SET EXERCISE:
Return each line holding the string "grid".

RECORDED DATA:
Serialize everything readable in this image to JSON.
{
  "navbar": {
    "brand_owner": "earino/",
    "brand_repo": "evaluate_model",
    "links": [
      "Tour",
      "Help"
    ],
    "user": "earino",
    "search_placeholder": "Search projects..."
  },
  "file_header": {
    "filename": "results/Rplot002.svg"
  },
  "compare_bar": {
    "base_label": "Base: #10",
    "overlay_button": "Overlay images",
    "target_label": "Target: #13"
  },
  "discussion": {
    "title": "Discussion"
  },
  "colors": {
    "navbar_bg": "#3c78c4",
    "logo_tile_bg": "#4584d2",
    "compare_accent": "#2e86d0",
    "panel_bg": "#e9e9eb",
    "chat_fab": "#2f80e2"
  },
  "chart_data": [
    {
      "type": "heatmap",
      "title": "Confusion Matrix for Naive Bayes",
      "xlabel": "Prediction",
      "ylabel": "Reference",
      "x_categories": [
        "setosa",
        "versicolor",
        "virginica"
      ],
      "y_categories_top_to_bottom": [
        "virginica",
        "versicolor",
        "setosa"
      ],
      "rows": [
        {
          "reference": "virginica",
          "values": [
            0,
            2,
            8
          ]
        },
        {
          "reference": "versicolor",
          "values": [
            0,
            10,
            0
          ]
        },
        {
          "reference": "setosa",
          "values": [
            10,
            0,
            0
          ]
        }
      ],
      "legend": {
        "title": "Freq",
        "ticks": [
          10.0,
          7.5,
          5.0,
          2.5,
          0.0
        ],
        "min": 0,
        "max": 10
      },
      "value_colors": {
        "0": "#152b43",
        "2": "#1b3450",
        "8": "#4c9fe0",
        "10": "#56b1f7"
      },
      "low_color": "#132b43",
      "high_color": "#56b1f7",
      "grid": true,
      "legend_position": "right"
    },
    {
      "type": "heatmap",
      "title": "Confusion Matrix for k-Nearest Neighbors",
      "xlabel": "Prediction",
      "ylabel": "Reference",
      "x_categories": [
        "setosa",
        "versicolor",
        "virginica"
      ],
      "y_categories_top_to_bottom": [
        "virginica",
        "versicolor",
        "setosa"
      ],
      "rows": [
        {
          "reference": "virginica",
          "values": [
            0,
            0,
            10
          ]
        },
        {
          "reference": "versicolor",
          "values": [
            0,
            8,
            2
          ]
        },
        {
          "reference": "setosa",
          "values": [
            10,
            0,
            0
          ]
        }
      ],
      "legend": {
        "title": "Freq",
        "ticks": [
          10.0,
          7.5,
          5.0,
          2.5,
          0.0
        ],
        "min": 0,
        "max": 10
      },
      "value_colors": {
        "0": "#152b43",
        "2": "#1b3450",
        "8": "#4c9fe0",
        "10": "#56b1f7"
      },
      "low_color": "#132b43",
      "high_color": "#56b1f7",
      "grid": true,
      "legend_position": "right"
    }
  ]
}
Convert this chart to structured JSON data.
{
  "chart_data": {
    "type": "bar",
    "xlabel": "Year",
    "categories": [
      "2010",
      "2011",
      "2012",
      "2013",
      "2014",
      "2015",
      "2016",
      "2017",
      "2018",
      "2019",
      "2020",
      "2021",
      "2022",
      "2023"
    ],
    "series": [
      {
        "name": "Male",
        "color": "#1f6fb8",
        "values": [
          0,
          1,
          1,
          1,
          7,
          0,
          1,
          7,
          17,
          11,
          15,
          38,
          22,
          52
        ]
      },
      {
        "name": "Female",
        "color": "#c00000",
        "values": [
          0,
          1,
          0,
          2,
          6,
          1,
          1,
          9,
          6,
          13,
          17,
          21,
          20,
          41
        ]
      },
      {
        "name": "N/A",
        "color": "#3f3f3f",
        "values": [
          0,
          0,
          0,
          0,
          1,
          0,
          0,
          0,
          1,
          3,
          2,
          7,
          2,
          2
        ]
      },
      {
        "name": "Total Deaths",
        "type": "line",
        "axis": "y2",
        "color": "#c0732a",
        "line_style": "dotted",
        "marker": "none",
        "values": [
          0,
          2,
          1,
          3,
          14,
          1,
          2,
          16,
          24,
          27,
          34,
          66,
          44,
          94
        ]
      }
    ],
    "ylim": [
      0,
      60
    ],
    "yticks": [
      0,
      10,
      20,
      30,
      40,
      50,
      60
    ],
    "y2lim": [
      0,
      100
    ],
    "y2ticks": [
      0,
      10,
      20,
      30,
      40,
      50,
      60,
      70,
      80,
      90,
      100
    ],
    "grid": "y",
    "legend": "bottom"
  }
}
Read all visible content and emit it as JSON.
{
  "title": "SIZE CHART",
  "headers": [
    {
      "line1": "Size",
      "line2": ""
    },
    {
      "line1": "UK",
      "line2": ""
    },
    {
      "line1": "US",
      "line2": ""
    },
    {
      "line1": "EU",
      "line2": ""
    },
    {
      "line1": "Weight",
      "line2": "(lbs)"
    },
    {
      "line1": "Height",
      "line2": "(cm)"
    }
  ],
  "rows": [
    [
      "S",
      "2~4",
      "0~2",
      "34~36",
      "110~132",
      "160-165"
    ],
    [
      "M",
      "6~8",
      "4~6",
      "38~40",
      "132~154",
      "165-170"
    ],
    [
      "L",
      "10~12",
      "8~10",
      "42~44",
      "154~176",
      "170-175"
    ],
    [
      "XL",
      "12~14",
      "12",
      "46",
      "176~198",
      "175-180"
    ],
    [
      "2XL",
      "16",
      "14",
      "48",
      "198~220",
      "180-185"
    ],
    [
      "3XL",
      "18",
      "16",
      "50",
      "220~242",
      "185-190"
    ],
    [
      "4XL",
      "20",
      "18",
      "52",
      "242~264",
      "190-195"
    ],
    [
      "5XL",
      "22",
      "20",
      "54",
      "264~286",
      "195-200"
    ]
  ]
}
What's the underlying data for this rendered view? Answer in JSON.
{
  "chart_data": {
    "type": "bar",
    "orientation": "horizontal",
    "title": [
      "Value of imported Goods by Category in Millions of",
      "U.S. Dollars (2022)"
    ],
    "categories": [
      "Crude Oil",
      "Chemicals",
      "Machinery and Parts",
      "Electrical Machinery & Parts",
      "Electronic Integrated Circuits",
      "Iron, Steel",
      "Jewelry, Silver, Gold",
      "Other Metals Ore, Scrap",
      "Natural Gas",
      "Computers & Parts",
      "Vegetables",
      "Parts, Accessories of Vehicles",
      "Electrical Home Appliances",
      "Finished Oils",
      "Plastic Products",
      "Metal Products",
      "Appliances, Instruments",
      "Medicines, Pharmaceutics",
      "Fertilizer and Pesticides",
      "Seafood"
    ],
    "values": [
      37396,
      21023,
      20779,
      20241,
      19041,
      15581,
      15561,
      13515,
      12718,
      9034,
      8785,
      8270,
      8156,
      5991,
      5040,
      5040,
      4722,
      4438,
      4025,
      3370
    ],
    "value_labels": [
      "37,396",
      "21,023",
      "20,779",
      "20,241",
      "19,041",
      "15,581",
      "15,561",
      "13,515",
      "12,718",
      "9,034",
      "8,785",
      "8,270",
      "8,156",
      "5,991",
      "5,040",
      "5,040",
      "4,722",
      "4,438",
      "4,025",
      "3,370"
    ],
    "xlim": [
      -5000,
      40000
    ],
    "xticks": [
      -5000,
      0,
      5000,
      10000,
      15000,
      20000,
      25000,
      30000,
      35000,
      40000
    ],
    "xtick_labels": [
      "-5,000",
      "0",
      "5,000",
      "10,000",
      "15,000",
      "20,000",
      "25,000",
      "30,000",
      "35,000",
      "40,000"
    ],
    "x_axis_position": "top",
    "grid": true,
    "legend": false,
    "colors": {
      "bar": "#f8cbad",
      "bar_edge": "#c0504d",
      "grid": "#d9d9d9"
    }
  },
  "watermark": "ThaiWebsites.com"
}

COMPLETE OUTPUT:
      "grid": true,
      "grid": true,
    "grid": "y",
    "grid": true,
      "grid": "#d9d9d9"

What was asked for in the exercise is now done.